++++ Records provided ++++

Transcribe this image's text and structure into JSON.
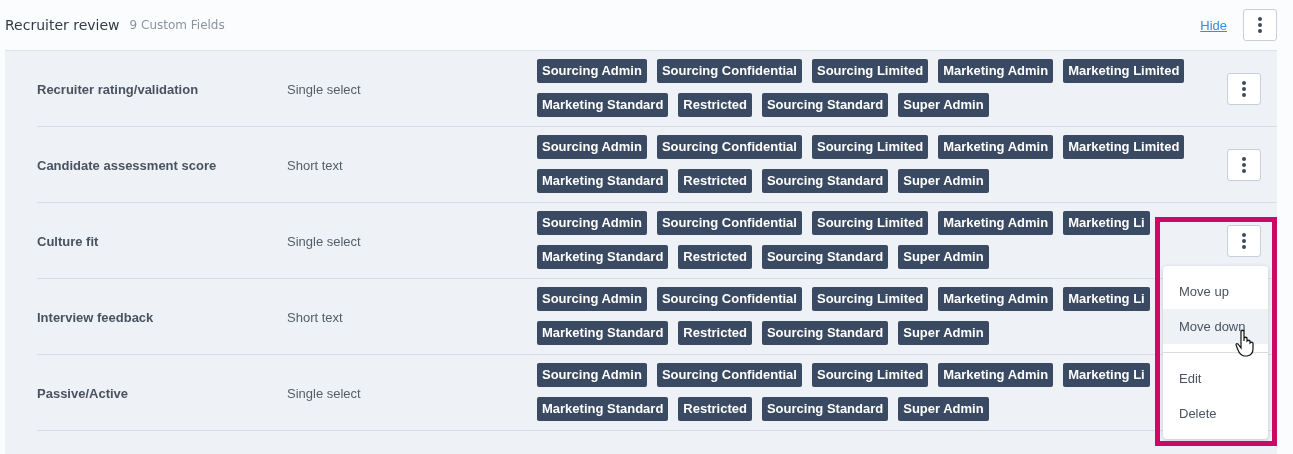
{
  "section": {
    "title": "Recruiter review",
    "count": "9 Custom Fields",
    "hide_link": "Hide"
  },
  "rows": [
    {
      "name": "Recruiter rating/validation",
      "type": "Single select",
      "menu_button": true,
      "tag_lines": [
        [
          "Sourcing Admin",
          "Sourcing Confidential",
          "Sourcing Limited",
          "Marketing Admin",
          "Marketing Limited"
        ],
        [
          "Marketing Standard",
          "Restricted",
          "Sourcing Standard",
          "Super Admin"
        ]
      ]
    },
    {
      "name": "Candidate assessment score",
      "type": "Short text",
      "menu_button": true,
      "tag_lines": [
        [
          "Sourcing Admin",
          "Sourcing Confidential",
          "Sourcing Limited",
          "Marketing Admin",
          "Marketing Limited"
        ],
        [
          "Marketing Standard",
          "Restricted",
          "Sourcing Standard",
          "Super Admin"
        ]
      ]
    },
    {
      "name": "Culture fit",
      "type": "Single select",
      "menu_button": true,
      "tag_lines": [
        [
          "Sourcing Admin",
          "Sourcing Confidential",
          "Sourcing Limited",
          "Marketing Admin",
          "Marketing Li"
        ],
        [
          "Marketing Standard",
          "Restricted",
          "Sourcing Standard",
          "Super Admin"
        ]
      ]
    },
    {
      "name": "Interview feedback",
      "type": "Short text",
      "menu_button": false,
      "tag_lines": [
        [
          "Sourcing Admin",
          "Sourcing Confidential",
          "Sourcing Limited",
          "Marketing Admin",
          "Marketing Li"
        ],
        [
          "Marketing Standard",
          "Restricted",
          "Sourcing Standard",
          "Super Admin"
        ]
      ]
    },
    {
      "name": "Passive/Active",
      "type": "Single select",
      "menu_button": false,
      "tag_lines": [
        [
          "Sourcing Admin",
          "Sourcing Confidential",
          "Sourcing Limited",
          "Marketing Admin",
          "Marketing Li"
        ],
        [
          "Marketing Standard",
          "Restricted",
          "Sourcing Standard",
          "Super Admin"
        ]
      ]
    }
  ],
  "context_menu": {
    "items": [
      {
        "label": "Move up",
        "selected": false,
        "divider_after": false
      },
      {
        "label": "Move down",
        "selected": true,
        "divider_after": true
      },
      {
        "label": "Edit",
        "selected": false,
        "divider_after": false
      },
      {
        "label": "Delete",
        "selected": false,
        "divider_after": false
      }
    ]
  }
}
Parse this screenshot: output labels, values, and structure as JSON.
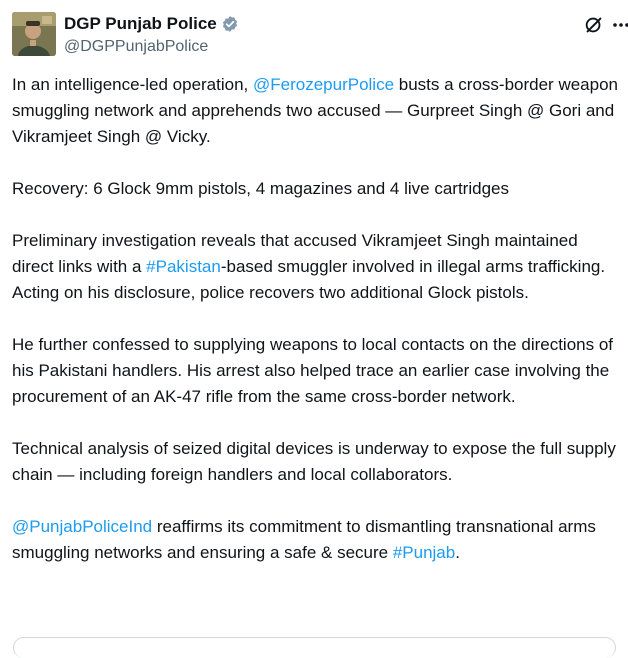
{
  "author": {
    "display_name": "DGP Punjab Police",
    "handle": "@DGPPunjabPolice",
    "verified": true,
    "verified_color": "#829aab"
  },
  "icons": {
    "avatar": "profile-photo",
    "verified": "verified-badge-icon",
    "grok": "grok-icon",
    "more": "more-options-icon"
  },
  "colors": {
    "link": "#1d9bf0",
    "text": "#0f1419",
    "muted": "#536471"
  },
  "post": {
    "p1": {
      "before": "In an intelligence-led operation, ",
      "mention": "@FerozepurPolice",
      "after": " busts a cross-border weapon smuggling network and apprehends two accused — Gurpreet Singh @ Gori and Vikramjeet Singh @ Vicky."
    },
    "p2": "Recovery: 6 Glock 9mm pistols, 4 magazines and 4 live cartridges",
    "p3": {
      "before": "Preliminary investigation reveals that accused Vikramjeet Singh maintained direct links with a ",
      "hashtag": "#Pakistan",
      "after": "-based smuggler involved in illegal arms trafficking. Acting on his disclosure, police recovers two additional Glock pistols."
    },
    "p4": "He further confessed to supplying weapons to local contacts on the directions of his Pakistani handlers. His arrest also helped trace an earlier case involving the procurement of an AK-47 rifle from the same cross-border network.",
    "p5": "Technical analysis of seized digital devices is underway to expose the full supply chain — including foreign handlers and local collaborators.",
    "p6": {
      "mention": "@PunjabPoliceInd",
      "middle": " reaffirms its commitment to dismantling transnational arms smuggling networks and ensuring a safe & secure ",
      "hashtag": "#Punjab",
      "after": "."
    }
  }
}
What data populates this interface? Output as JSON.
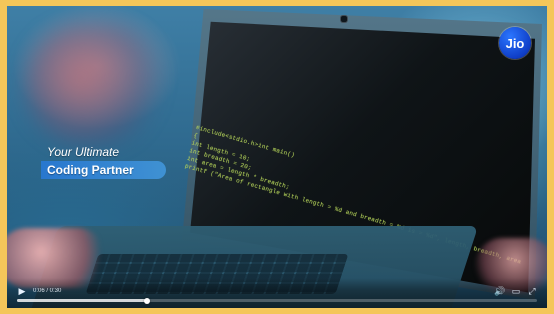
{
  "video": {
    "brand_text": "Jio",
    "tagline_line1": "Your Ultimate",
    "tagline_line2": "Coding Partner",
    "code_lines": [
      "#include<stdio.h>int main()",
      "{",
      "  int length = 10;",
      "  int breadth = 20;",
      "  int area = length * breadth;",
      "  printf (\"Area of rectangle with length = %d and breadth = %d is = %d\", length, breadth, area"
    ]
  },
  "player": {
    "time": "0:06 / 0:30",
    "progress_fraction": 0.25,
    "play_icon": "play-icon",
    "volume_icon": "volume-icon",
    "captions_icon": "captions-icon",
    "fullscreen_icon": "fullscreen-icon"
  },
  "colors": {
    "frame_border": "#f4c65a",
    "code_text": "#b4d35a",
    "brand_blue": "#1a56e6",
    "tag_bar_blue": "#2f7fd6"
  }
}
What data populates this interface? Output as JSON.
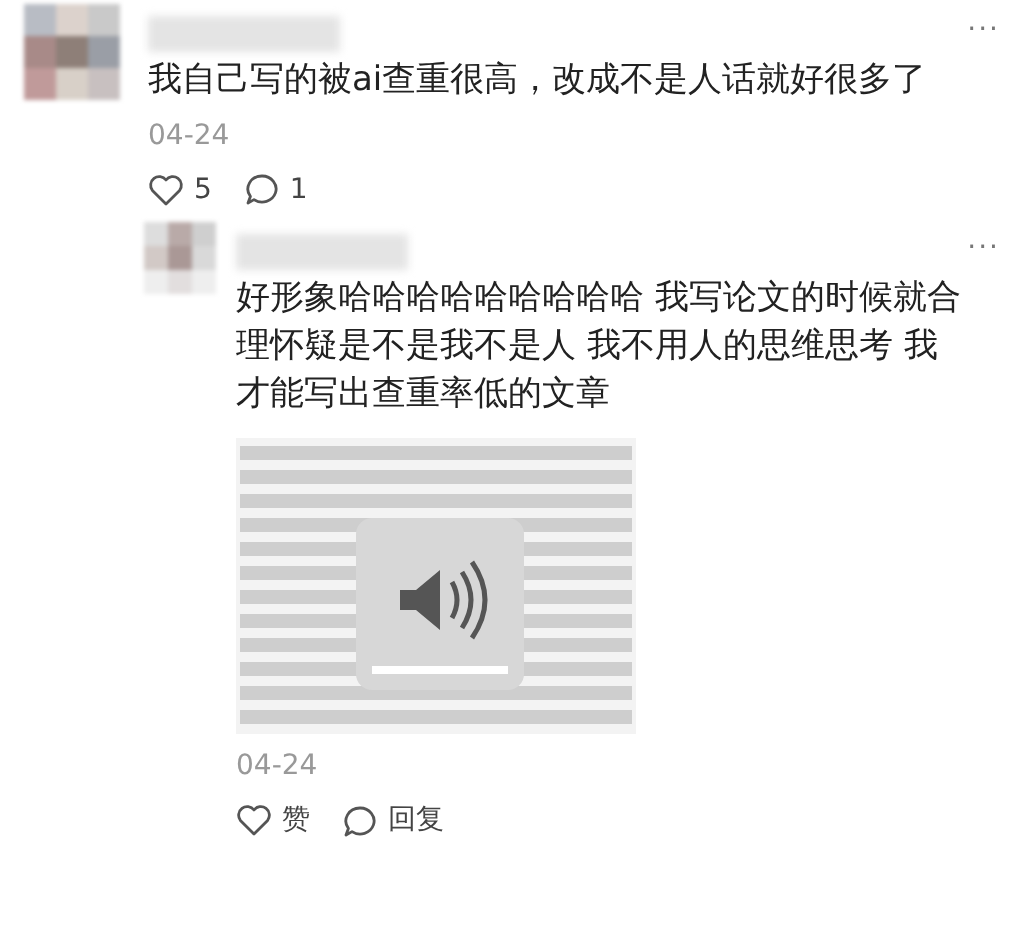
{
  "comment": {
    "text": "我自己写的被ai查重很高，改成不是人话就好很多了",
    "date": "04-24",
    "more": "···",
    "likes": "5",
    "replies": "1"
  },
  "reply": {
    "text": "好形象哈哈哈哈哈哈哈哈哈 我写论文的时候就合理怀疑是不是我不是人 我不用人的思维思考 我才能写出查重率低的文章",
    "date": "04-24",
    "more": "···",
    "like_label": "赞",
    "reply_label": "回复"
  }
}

++++
++++ Records provided ++++

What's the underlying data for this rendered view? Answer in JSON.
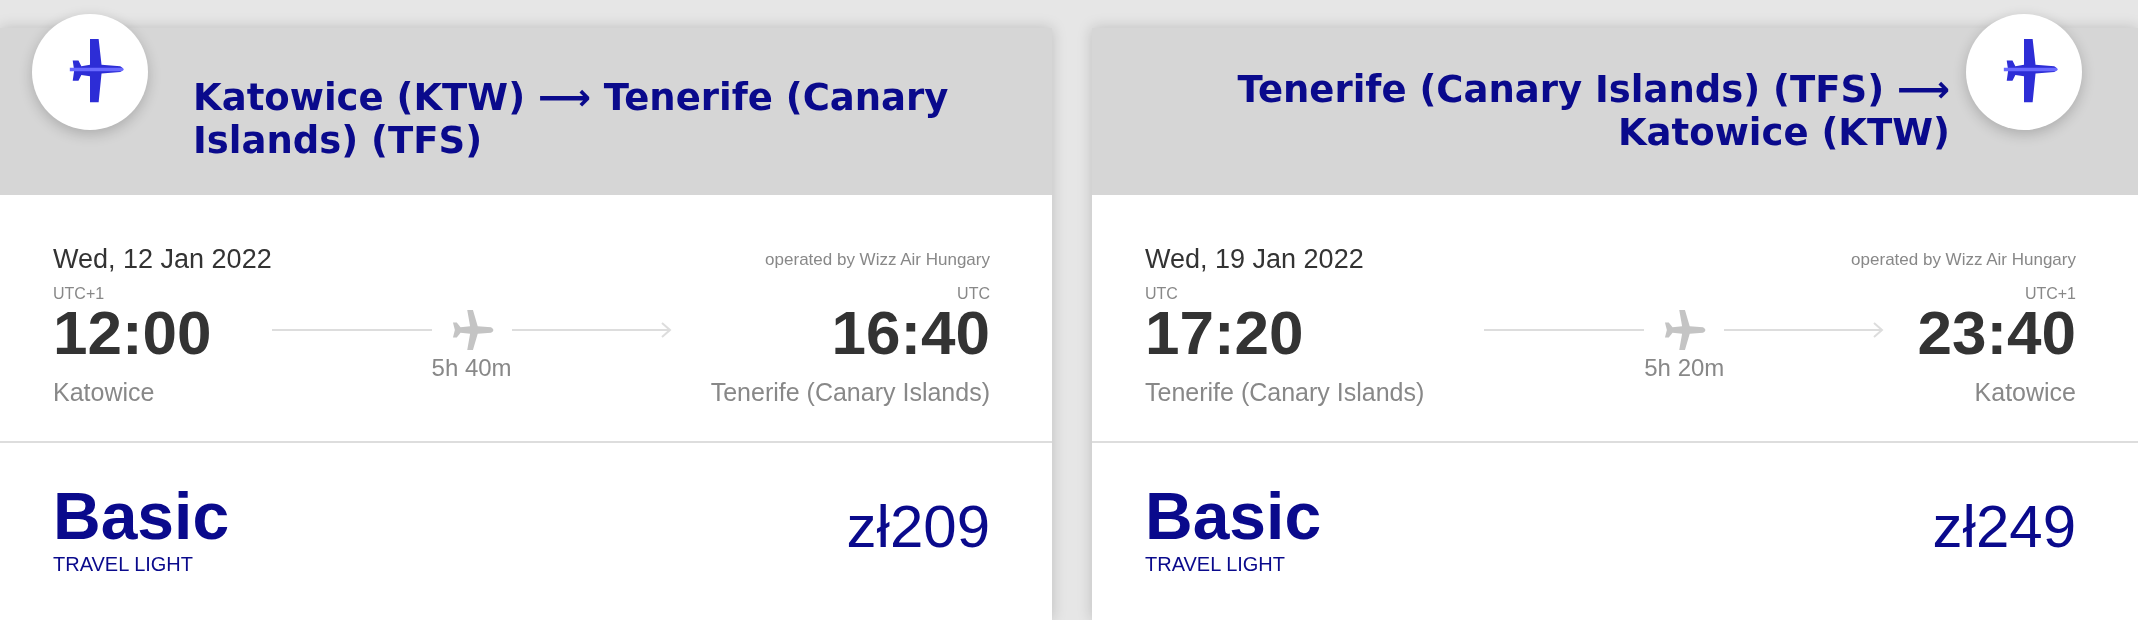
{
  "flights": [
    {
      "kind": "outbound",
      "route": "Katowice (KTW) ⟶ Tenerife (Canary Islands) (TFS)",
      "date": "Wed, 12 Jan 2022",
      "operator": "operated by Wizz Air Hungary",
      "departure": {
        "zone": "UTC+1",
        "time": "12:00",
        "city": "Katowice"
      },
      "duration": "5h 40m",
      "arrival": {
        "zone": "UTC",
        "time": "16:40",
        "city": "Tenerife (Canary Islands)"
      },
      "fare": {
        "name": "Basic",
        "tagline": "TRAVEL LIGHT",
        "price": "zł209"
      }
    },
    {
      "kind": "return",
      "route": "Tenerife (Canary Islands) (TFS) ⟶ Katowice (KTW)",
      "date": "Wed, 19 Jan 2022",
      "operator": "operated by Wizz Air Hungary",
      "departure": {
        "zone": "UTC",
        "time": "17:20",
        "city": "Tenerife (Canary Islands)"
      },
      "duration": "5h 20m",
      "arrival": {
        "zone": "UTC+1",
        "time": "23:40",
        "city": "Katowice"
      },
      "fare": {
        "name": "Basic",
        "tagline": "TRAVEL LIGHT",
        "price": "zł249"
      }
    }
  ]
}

++++
++++ Records provided ++++

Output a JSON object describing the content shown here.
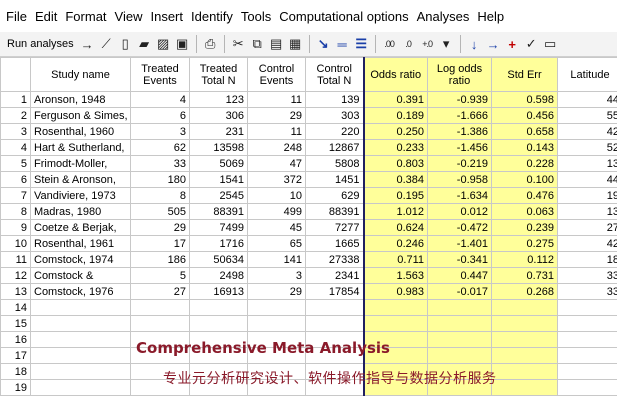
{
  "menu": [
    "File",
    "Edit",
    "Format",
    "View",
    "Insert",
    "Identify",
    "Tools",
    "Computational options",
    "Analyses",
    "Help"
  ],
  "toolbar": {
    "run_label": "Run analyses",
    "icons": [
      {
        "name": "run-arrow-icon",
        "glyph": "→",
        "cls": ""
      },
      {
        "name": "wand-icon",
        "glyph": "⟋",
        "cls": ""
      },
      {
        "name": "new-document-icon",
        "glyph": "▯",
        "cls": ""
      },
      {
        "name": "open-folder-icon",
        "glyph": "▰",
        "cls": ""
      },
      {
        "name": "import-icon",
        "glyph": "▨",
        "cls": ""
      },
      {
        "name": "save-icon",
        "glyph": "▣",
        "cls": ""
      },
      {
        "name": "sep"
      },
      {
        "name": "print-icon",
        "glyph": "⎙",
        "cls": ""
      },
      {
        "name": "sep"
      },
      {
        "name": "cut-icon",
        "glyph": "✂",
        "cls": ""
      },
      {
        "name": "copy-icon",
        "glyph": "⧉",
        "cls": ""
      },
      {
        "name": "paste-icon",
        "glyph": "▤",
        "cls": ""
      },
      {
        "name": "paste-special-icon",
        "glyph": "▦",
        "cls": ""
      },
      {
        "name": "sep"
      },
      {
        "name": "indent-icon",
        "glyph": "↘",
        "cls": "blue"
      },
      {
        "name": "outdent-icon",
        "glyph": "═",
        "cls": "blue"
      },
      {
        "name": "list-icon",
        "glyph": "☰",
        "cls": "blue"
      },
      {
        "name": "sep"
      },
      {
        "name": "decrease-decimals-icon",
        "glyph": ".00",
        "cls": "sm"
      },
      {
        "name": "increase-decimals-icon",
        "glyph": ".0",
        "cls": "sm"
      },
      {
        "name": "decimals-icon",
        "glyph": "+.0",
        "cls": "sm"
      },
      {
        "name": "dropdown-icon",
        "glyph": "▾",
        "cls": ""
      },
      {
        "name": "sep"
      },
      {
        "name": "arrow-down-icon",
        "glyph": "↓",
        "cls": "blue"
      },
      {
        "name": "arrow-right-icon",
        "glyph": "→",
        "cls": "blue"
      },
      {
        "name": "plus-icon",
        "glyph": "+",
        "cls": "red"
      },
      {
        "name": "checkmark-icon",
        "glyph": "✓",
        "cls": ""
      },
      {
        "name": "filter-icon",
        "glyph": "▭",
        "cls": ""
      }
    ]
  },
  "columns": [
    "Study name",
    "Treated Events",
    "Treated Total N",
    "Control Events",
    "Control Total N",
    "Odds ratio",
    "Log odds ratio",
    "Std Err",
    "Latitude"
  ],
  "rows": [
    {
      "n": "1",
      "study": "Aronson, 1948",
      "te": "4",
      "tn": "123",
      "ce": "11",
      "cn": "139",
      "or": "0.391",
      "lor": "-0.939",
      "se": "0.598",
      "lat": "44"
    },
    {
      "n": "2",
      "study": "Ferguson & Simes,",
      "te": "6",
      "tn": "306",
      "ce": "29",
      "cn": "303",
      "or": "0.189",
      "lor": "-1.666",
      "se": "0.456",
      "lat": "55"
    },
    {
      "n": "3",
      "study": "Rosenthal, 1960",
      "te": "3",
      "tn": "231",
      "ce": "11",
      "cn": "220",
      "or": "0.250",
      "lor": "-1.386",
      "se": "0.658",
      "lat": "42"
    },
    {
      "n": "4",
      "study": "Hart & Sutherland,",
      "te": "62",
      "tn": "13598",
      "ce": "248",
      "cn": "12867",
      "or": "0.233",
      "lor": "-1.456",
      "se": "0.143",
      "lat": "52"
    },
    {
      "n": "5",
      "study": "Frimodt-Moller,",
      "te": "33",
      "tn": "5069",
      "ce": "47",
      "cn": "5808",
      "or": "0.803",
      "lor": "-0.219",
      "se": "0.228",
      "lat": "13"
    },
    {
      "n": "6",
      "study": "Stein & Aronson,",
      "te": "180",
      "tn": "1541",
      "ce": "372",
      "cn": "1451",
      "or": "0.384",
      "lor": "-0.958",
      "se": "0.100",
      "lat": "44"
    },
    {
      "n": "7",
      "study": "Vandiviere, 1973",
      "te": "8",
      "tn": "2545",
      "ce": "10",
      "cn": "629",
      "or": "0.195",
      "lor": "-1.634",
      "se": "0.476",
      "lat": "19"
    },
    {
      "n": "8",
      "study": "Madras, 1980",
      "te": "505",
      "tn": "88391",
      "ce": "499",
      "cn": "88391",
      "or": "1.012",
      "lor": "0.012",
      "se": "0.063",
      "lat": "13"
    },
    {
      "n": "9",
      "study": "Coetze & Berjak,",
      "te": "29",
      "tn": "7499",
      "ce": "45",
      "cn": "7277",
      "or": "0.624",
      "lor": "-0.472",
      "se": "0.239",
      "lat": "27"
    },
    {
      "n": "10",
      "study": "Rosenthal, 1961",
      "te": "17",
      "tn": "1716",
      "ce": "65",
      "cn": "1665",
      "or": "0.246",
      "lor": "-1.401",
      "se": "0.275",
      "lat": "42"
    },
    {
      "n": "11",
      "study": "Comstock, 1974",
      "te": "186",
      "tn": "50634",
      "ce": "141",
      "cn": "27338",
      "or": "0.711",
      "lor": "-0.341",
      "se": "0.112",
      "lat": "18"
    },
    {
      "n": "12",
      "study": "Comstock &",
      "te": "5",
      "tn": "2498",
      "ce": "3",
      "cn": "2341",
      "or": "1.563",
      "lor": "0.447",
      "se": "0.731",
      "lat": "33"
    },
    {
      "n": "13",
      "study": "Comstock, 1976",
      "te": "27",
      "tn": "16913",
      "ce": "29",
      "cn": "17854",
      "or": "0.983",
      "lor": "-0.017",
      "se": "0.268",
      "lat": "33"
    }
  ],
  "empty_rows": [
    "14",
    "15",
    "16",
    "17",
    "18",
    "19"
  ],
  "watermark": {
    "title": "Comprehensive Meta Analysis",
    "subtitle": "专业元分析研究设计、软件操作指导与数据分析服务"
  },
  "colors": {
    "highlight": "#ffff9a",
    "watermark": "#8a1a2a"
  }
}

++++

**Request**
Scan the lines for the string "Canary". Pick out every line that has it.

**Solution to this problem**
      "route": "Katowice (KTW) ⟶ Tenerife (Canary Islands) (TFS)",
        "city": "Tenerife (Canary Islands)"
      "route": "Tenerife (Canary Islands) (TFS) ⟶ Katowice (KTW)",
        "city": "Tenerife (Canary Islands)"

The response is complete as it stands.